■ **EXERCISE TASK**: Report how many lines contain "Spread". The answer is a single number.
------ RECORDS SUPPLIED ------
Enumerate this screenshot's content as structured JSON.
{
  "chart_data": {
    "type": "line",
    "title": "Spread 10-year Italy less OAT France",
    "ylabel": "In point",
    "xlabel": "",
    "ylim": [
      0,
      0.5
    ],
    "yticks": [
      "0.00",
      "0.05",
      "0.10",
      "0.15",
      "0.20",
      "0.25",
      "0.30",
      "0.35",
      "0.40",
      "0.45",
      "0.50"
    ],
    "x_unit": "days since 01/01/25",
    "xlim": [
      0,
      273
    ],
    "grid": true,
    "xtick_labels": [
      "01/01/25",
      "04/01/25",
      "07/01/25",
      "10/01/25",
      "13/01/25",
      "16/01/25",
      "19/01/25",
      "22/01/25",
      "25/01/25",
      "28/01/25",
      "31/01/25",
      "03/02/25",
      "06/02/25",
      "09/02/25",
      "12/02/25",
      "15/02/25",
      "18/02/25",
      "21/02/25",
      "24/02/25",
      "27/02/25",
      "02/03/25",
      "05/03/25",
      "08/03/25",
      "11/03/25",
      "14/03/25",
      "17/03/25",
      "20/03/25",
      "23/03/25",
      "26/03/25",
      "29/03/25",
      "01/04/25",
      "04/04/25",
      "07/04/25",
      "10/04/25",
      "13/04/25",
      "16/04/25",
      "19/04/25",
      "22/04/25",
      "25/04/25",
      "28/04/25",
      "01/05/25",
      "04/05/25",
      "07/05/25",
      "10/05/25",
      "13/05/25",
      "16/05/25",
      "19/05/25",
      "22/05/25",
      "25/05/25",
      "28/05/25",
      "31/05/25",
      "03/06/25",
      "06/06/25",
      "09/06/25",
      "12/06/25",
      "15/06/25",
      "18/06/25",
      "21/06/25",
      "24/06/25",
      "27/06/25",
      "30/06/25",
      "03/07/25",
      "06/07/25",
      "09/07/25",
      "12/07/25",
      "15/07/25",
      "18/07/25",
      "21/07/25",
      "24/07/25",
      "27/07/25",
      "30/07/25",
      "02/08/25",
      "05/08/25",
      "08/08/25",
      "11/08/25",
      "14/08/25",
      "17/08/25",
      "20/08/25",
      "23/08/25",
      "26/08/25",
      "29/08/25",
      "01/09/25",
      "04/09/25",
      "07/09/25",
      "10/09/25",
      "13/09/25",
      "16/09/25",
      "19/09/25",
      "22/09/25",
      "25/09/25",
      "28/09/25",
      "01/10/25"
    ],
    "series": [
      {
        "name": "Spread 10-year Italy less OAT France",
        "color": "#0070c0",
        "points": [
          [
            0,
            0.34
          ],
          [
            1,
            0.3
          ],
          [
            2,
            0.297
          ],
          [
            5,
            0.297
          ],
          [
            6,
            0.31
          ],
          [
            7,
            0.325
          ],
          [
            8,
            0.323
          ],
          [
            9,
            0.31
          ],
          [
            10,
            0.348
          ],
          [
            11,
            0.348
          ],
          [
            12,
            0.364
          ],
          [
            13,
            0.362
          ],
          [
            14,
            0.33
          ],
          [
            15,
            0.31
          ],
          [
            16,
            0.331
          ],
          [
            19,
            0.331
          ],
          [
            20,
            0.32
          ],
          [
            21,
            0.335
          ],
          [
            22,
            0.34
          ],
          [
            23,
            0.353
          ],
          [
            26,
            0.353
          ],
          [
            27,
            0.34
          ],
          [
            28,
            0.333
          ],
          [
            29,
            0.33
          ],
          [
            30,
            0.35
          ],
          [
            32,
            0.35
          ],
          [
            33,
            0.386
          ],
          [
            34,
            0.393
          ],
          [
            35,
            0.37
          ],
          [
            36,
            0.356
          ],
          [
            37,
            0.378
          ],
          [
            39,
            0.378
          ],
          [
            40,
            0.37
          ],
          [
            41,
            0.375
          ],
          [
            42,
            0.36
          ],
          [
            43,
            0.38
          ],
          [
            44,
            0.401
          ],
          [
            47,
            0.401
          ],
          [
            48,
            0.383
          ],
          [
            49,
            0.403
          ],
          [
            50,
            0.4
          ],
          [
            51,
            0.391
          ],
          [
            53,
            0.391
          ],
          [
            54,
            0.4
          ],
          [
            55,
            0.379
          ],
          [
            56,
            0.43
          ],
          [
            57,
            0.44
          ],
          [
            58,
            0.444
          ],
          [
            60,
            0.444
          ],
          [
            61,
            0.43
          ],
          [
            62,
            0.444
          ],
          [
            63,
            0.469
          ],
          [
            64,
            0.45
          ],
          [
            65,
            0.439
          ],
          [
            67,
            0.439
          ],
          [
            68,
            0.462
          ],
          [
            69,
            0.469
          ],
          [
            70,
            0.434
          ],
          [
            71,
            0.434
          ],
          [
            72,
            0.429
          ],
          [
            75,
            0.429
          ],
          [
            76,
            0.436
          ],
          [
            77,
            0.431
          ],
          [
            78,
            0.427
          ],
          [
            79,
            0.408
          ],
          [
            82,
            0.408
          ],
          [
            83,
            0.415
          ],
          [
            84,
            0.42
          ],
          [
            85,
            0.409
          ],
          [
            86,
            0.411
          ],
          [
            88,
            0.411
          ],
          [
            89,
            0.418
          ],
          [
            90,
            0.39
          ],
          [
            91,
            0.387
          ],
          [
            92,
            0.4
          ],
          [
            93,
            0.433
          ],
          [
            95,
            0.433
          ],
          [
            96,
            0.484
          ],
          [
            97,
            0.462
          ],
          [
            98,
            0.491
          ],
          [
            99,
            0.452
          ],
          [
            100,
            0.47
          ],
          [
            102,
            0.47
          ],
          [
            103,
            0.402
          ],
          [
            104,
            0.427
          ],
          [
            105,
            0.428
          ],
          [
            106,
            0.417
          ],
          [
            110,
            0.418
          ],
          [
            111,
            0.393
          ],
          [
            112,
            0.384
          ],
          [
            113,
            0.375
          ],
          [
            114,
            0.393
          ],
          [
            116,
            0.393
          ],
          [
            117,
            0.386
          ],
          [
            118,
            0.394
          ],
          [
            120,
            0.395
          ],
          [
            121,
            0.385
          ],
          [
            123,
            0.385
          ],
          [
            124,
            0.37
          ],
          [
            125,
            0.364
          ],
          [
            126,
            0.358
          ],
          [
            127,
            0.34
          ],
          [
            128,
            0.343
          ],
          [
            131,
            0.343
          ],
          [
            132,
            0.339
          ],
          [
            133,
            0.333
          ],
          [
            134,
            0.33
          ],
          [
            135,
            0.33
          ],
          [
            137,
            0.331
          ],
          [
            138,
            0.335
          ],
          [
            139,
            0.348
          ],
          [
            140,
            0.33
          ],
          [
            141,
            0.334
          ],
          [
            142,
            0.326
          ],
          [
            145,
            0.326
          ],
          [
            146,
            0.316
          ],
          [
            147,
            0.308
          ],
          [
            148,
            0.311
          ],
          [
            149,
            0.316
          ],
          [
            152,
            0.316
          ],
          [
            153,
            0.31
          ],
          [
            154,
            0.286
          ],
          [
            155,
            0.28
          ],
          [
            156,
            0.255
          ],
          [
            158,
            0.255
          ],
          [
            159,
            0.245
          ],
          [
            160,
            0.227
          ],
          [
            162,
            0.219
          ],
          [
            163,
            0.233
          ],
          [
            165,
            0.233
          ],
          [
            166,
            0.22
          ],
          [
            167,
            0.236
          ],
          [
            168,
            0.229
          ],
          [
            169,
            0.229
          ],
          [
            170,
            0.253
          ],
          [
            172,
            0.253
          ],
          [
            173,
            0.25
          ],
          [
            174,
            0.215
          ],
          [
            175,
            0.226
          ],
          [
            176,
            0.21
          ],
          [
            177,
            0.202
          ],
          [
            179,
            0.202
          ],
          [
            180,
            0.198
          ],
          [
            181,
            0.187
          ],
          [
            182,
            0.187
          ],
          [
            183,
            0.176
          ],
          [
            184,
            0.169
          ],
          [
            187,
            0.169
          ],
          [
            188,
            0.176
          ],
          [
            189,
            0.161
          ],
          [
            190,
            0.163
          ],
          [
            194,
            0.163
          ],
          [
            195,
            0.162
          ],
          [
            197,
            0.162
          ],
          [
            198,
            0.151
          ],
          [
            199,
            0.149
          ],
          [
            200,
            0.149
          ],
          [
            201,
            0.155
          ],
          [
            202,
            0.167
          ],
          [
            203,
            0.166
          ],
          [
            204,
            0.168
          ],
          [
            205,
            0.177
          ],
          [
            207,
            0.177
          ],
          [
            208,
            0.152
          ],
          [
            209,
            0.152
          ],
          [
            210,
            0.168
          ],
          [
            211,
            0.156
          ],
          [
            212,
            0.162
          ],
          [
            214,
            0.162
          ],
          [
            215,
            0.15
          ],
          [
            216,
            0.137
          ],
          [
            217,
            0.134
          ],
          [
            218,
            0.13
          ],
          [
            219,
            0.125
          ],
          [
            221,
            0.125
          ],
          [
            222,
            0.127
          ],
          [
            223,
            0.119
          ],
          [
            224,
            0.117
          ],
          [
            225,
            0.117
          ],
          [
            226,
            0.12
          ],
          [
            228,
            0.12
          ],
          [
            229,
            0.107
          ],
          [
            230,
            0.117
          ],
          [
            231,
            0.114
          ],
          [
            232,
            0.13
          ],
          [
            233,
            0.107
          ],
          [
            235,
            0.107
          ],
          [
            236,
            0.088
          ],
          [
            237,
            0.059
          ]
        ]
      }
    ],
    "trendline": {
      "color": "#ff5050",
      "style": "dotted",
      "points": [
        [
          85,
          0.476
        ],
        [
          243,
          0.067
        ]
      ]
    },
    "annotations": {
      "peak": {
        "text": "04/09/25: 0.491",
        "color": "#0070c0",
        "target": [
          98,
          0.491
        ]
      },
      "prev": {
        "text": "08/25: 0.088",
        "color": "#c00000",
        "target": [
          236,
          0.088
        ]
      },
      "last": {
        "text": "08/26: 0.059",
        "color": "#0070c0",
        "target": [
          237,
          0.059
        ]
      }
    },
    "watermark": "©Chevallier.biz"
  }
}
------
■ **REPLY TO THE TASK**: 2